**Prompt:** Your task is to extract every entry that follows word for word while excluding the pictures.

**Given records:**

┌──

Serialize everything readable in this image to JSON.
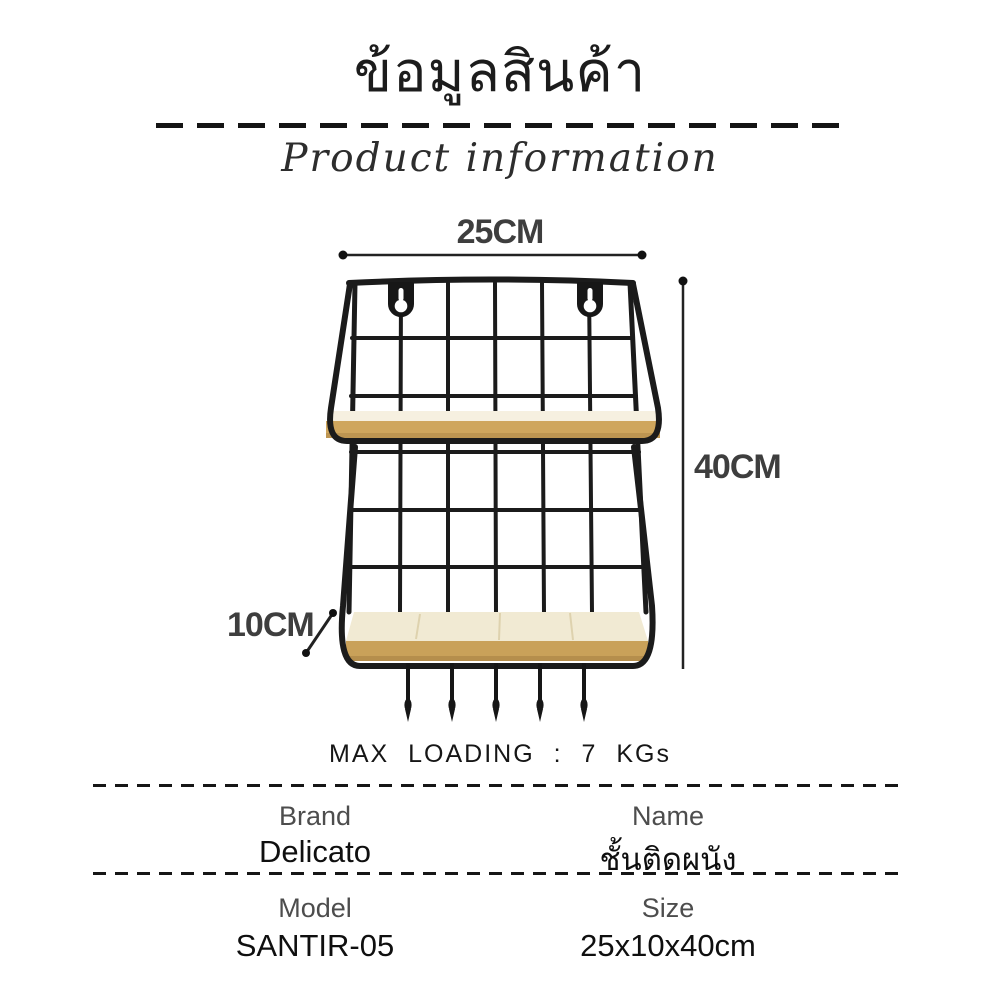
{
  "header": {
    "title_thai": "ข้อมูลสินค้า",
    "subtitle": "Product information"
  },
  "diagram": {
    "width_label": "25CM",
    "height_label": "40CM",
    "depth_label": "10CM",
    "max_loading": "MAX LOADING : 7 KGs",
    "hook_count": 5,
    "hanger_count": 2,
    "shelf_count": 2
  },
  "specs": {
    "rows": [
      {
        "left_label": "Brand",
        "left_value": "Delicato",
        "right_label": "Name",
        "right_value": "ชั้นติดผนัง"
      },
      {
        "left_label": "Model",
        "left_value": "SANTIR-05",
        "right_label": "Size",
        "right_value": "25x10x40cm"
      }
    ]
  },
  "colors": {
    "wire": "#1b1b1b",
    "wood_top_light": "#f6f0e0",
    "wood_top_lower": "#f1ead3",
    "wood_front": "#cfa65d",
    "dimension_text": "#3e3e3e",
    "dash_line": "#141414"
  }
}
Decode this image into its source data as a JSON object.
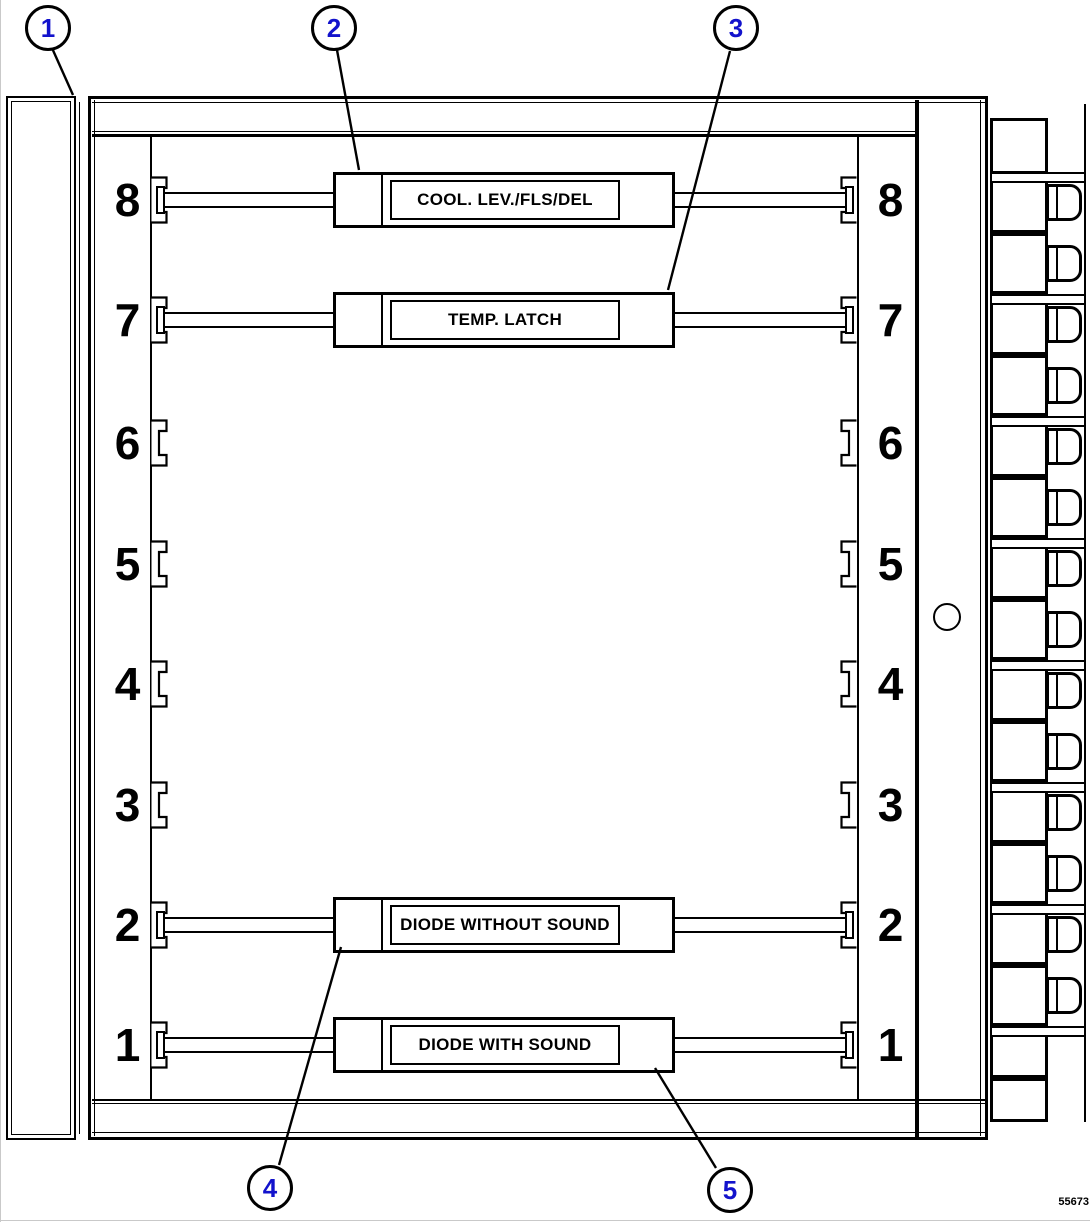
{
  "figure": {
    "number": "55673"
  },
  "callouts": [
    {
      "label": "1"
    },
    {
      "label": "2"
    },
    {
      "label": "3"
    },
    {
      "label": "4"
    },
    {
      "label": "5"
    }
  ],
  "slots": [
    {
      "num": "8",
      "module": "COOL. LEV./FLS/DEL"
    },
    {
      "num": "7",
      "module": "TEMP. LATCH"
    },
    {
      "num": "6",
      "module": null
    },
    {
      "num": "5",
      "module": null
    },
    {
      "num": "4",
      "module": null
    },
    {
      "num": "3",
      "module": null
    },
    {
      "num": "2",
      "module": "DIODE WITHOUT SOUND"
    },
    {
      "num": "1",
      "module": "DIODE WITH SOUND"
    }
  ],
  "connectors": {
    "count": 14
  },
  "colors": {
    "line": "#000000",
    "callout": "#1212cc",
    "background": "#ffffff"
  }
}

└──

**Answer to the problem:**
Serialize everything readable in this image to JSON.
{
  "header": {
    "title_thai": "ข้อมูลสินค้า",
    "subtitle": "Product information"
  },
  "diagram": {
    "width_label": "25CM",
    "height_label": "40CM",
    "depth_label": "10CM",
    "max_loading": "MAX LOADING : 7 KGs",
    "hook_count": 5,
    "hanger_count": 2,
    "shelf_count": 2
  },
  "specs": {
    "rows": [
      {
        "left_label": "Brand",
        "left_value": "Delicato",
        "right_label": "Name",
        "right_value": "ชั้นติดผนัง"
      },
      {
        "left_label": "Model",
        "left_value": "SANTIR-05",
        "right_label": "Size",
        "right_value": "25x10x40cm"
      }
    ]
  },
  "colors": {
    "wire": "#1b1b1b",
    "wood_top_light": "#f6f0e0",
    "wood_top_lower": "#f1ead3",
    "wood_front": "#cfa65d",
    "dimension_text": "#3e3e3e",
    "dash_line": "#141414"
  }
}
Decode this image into its source data as a JSON object.
{
  "figure": {
    "number": "55673"
  },
  "callouts": [
    {
      "label": "1"
    },
    {
      "label": "2"
    },
    {
      "label": "3"
    },
    {
      "label": "4"
    },
    {
      "label": "5"
    }
  ],
  "slots": [
    {
      "num": "8",
      "module": "COOL. LEV./FLS/DEL"
    },
    {
      "num": "7",
      "module": "TEMP. LATCH"
    },
    {
      "num": "6",
      "module": null
    },
    {
      "num": "5",
      "module": null
    },
    {
      "num": "4",
      "module": null
    },
    {
      "num": "3",
      "module": null
    },
    {
      "num": "2",
      "module": "DIODE WITHOUT SOUND"
    },
    {
      "num": "1",
      "module": "DIODE WITH SOUND"
    }
  ],
  "connectors": {
    "count": 14
  },
  "colors": {
    "line": "#000000",
    "callout": "#1212cc",
    "background": "#ffffff"
  }
}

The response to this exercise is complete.